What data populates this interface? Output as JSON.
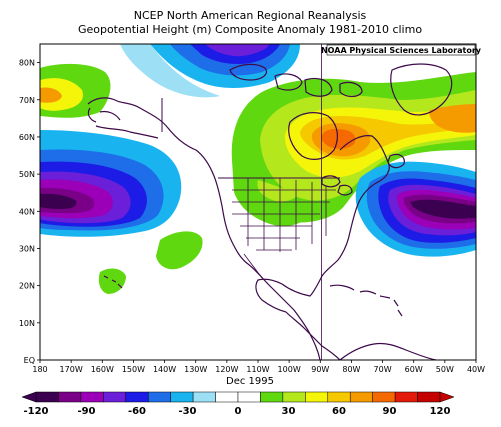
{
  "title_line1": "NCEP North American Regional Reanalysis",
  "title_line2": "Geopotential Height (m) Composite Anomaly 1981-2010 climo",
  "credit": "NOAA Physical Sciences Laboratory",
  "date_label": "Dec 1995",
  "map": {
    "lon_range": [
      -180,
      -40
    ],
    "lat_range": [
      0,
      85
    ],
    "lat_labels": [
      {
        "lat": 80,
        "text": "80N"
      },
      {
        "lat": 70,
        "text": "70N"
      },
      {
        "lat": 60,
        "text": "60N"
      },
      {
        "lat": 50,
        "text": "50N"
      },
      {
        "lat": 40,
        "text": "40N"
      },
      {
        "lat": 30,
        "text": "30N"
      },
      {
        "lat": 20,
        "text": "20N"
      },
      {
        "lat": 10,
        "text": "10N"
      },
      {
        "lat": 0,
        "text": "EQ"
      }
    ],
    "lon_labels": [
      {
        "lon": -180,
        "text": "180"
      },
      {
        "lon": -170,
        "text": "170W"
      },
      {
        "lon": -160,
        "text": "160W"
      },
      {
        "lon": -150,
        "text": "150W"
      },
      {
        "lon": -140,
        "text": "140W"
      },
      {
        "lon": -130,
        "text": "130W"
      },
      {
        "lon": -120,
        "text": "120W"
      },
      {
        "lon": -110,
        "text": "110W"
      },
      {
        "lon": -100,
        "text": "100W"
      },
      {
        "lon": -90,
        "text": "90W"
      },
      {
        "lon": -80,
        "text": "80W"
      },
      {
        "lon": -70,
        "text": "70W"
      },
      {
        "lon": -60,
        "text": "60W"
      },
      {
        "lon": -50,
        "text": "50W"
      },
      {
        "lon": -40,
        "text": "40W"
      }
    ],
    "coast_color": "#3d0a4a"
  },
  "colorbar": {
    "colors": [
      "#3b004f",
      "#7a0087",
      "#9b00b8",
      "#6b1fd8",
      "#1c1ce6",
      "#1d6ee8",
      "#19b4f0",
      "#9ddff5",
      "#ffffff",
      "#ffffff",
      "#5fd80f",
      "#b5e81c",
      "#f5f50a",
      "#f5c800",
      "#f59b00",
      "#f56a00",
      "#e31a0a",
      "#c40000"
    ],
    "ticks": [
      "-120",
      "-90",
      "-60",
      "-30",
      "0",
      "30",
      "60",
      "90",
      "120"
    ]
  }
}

+ + +

• **THE PROBLEM**
From the listing above, print every entry precisely and drop the pictures.

• **OUTPUT OF THE EXERCISE**
What data populates this interface? Output as JSON.
{
  "title_line1": "NCEP North American Regional Reanalysis",
  "title_line2": "Geopotential Height (m) Composite Anomaly 1981-2010 climo",
  "credit": "NOAA Physical Sciences Laboratory",
  "date_label": "Dec 1995",
  "map": {
    "lon_range": [
      -180,
      -40
    ],
    "lat_range": [
      0,
      85
    ],
    "lat_labels": [
      {
        "lat": 80,
        "text": "80N"
      },
      {
        "lat": 70,
        "text": "70N"
      },
      {
        "lat": 60,
        "text": "60N"
      },
      {
        "lat": 50,
        "text": "50N"
      },
      {
        "lat": 40,
        "text": "40N"
      },
      {
        "lat": 30,
        "text": "30N"
      },
      {
        "lat": 20,
        "text": "20N"
      },
      {
        "lat": 10,
        "text": "10N"
      },
      {
        "lat": 0,
        "text": "EQ"
      }
    ],
    "lon_labels": [
      {
        "lon": -180,
        "text": "180"
      },
      {
        "lon": -170,
        "text": "170W"
      },
      {
        "lon": -160,
        "text": "160W"
      },
      {
        "lon": -150,
        "text": "150W"
      },
      {
        "lon": -140,
        "text": "140W"
      },
      {
        "lon": -130,
        "text": "130W"
      },
      {
        "lon": -120,
        "text": "120W"
      },
      {
        "lon": -110,
        "text": "110W"
      },
      {
        "lon": -100,
        "text": "100W"
      },
      {
        "lon": -90,
        "text": "90W"
      },
      {
        "lon": -80,
        "text": "80W"
      },
      {
        "lon": -70,
        "text": "70W"
      },
      {
        "lon": -60,
        "text": "60W"
      },
      {
        "lon": -50,
        "text": "50W"
      },
      {
        "lon": -40,
        "text": "40W"
      }
    ],
    "coast_color": "#3d0a4a"
  },
  "colorbar": {
    "colors": [
      "#3b004f",
      "#7a0087",
      "#9b00b8",
      "#6b1fd8",
      "#1c1ce6",
      "#1d6ee8",
      "#19b4f0",
      "#9ddff5",
      "#ffffff",
      "#ffffff",
      "#5fd80f",
      "#b5e81c",
      "#f5f50a",
      "#f5c800",
      "#f59b00",
      "#f56a00",
      "#e31a0a",
      "#c40000"
    ],
    "ticks": [
      "-120",
      "-90",
      "-60",
      "-30",
      "0",
      "30",
      "60",
      "90",
      "120"
    ]
  }
}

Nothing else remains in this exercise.